EXERCISE REQUIREMENTS = Take down each entry exactly as written.

DATA SHOWN =
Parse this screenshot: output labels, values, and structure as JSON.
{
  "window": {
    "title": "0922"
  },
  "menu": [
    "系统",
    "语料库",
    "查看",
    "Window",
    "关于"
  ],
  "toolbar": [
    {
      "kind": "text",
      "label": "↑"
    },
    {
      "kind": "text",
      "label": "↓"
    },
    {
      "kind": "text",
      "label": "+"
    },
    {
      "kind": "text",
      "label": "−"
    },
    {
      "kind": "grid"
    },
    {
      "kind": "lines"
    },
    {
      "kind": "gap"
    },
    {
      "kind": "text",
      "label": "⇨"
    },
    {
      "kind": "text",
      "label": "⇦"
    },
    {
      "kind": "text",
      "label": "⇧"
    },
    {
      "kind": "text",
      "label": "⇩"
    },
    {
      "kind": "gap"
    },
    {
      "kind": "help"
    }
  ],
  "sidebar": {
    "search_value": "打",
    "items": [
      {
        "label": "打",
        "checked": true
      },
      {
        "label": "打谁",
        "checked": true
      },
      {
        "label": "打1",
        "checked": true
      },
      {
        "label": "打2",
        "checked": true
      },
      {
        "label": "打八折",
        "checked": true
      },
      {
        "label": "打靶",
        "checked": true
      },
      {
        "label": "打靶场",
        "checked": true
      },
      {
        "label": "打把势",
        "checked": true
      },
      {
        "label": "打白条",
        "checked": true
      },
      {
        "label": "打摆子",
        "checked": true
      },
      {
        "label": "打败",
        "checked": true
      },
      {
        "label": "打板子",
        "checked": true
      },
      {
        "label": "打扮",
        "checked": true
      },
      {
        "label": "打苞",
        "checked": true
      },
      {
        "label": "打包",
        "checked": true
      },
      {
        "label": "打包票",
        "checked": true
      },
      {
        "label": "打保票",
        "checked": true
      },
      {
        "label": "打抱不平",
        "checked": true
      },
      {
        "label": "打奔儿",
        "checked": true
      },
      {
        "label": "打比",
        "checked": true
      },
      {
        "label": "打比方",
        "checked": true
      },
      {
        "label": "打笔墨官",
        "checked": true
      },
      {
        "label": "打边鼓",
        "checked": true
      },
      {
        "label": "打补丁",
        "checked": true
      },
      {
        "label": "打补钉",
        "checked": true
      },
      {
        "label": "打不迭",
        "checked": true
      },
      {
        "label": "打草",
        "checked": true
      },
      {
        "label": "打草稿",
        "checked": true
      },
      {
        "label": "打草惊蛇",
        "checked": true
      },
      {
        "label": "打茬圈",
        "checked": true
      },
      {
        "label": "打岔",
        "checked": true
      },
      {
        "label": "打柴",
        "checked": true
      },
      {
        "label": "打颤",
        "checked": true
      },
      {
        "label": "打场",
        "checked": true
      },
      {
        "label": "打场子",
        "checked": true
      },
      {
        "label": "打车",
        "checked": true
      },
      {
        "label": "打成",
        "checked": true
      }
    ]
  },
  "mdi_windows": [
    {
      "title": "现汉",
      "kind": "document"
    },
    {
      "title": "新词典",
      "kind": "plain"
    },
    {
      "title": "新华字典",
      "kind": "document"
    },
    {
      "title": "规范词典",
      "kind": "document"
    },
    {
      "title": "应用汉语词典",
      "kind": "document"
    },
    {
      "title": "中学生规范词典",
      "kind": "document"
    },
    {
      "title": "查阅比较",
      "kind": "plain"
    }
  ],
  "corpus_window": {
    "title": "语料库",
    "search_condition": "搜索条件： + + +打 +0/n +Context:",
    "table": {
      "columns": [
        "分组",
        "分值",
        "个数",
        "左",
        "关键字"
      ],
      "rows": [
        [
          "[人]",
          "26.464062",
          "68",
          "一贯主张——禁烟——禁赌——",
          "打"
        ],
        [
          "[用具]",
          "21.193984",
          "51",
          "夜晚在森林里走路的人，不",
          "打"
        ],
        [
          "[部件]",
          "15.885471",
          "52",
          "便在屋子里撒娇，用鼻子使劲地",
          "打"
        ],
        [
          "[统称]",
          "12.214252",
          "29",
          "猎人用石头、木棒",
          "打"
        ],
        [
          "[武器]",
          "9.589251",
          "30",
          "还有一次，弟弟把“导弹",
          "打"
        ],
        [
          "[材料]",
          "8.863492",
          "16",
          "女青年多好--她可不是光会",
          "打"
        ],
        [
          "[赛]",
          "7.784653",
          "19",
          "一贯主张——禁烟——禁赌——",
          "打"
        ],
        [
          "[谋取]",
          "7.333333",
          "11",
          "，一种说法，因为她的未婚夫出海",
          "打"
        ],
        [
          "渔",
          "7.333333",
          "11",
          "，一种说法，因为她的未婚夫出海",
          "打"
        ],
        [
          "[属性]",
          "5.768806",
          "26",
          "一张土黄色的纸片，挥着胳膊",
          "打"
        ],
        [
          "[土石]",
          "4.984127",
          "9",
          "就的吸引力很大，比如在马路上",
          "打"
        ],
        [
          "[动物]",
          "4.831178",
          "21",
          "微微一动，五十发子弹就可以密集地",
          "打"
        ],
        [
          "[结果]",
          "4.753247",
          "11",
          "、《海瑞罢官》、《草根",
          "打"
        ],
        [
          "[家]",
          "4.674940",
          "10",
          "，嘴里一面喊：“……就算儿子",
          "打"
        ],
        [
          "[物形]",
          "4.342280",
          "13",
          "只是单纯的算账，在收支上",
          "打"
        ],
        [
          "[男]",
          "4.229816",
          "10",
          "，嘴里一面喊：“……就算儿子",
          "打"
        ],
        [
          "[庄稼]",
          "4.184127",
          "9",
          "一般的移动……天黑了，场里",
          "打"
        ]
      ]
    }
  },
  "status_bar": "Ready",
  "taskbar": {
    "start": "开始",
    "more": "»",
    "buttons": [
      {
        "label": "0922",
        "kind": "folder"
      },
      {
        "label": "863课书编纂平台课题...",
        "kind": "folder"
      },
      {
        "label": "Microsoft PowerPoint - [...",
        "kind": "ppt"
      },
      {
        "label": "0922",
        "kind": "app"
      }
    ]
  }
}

FINISHED EXERCISE =
Parse this screenshot: output labels, values, and structure as JSON.
{
  "window": {
    "title": "0922"
  },
  "menu": [
    "系统",
    "语料库",
    "查看",
    "Window",
    "关于"
  ],
  "toolbar": [
    {
      "kind": "text",
      "label": "↑"
    },
    {
      "kind": "text",
      "label": "↓"
    },
    {
      "kind": "text",
      "label": "+"
    },
    {
      "kind": "text",
      "label": "−"
    },
    {
      "kind": "grid"
    },
    {
      "kind": "lines"
    },
    {
      "kind": "gap"
    },
    {
      "kind": "text",
      "label": "⇨"
    },
    {
      "kind": "text",
      "label": "⇦"
    },
    {
      "kind": "text",
      "label": "⇧"
    },
    {
      "kind": "text",
      "label": "⇩"
    },
    {
      "kind": "gap"
    },
    {
      "kind": "help"
    }
  ],
  "sidebar": {
    "search_value": "打",
    "items": [
      {
        "label": "打",
        "checked": true
      },
      {
        "label": "打谁",
        "checked": true
      },
      {
        "label": "打1",
        "checked": true
      },
      {
        "label": "打2",
        "checked": true
      },
      {
        "label": "打八折",
        "checked": true
      },
      {
        "label": "打靶",
        "checked": true
      },
      {
        "label": "打靶场",
        "checked": true
      },
      {
        "label": "打把势",
        "checked": true
      },
      {
        "label": "打白条",
        "checked": true
      },
      {
        "label": "打摆子",
        "checked": true
      },
      {
        "label": "打败",
        "checked": true
      },
      {
        "label": "打板子",
        "checked": true
      },
      {
        "label": "打扮",
        "checked": true
      },
      {
        "label": "打苞",
        "checked": true
      },
      {
        "label": "打包",
        "checked": true
      },
      {
        "label": "打包票",
        "checked": true
      },
      {
        "label": "打保票",
        "checked": true
      },
      {
        "label": "打抱不平",
        "checked": true
      },
      {
        "label": "打奔儿",
        "checked": true
      },
      {
        "label": "打比",
        "checked": true
      },
      {
        "label": "打比方",
        "checked": true
      },
      {
        "label": "打笔墨官",
        "checked": true
      },
      {
        "label": "打边鼓",
        "checked": true
      },
      {
        "label": "打补丁",
        "checked": true
      },
      {
        "label": "打补钉",
        "checked": true
      },
      {
        "label": "打不迭",
        "checked": true
      },
      {
        "label": "打草",
        "checked": true
      },
      {
        "label": "打草稿",
        "checked": true
      },
      {
        "label": "打草惊蛇",
        "checked": true
      },
      {
        "label": "打茬圈",
        "checked": true
      },
      {
        "label": "打岔",
        "checked": true
      },
      {
        "label": "打柴",
        "checked": true
      },
      {
        "label": "打颤",
        "checked": true
      },
      {
        "label": "打场",
        "checked": true
      },
      {
        "label": "打场子",
        "checked": true
      },
      {
        "label": "打车",
        "checked": true
      },
      {
        "label": "打成",
        "checked": true
      }
    ]
  },
  "mdi_windows": [
    {
      "title": "现汉",
      "kind": "document"
    },
    {
      "title": "新词典",
      "kind": "plain"
    },
    {
      "title": "新华字典",
      "kind": "document"
    },
    {
      "title": "规范词典",
      "kind": "document"
    },
    {
      "title": "应用汉语词典",
      "kind": "document"
    },
    {
      "title": "中学生规范词典",
      "kind": "document"
    },
    {
      "title": "查阅比较",
      "kind": "plain"
    }
  ],
  "corpus_window": {
    "title": "语料库",
    "search_condition": "搜索条件： + + +打 +0/n +Context:",
    "table": {
      "columns": [
        "分组",
        "分值",
        "个数",
        "左",
        "关键字"
      ],
      "rows": [
        [
          "[人]",
          "26.464062",
          "68",
          "一贯主张——禁烟——禁赌——",
          "打"
        ],
        [
          "[用具]",
          "21.193984",
          "51",
          "夜晚在森林里走路的人，不",
          "打"
        ],
        [
          "[部件]",
          "15.885471",
          "52",
          "便在屋子里撒娇，用鼻子使劲地",
          "打"
        ],
        [
          "[统称]",
          "12.214252",
          "29",
          "猎人用石头、木棒",
          "打"
        ],
        [
          "[武器]",
          "9.589251",
          "30",
          "还有一次，弟弟把“导弹",
          "打"
        ],
        [
          "[材料]",
          "8.863492",
          "16",
          "女青年多好--她可不是光会",
          "打"
        ],
        [
          "[赛]",
          "7.784653",
          "19",
          "一贯主张——禁烟——禁赌——",
          "打"
        ],
        [
          "[谋取]",
          "7.333333",
          "11",
          "，一种说法，因为她的未婚夫出海",
          "打"
        ],
        [
          "渔",
          "7.333333",
          "11",
          "，一种说法，因为她的未婚夫出海",
          "打"
        ],
        [
          "[属性]",
          "5.768806",
          "26",
          "一张土黄色的纸片，挥着胳膊",
          "打"
        ],
        [
          "[土石]",
          "4.984127",
          "9",
          "就的吸引力很大，比如在马路上",
          "打"
        ],
        [
          "[动物]",
          "4.831178",
          "21",
          "微微一动，五十发子弹就可以密集地",
          "打"
        ],
        [
          "[结果]",
          "4.753247",
          "11",
          "、《海瑞罢官》、《草根",
          "打"
        ],
        [
          "[家]",
          "4.674940",
          "10",
          "，嘴里一面喊：“……就算儿子",
          "打"
        ],
        [
          "[物形]",
          "4.342280",
          "13",
          "只是单纯的算账，在收支上",
          "打"
        ],
        [
          "[男]",
          "4.229816",
          "10",
          "，嘴里一面喊：“……就算儿子",
          "打"
        ],
        [
          "[庄稼]",
          "4.184127",
          "9",
          "一般的移动……天黑了，场里",
          "打"
        ]
      ]
    }
  },
  "status_bar": "Ready",
  "taskbar": {
    "start": "开始",
    "more": "»",
    "buttons": [
      {
        "label": "0922",
        "kind": "folder"
      },
      {
        "label": "863课书编纂平台课题...",
        "kind": "folder"
      },
      {
        "label": "Microsoft PowerPoint - [...",
        "kind": "ppt"
      },
      {
        "label": "0922",
        "kind": "app"
      }
    ]
  }
}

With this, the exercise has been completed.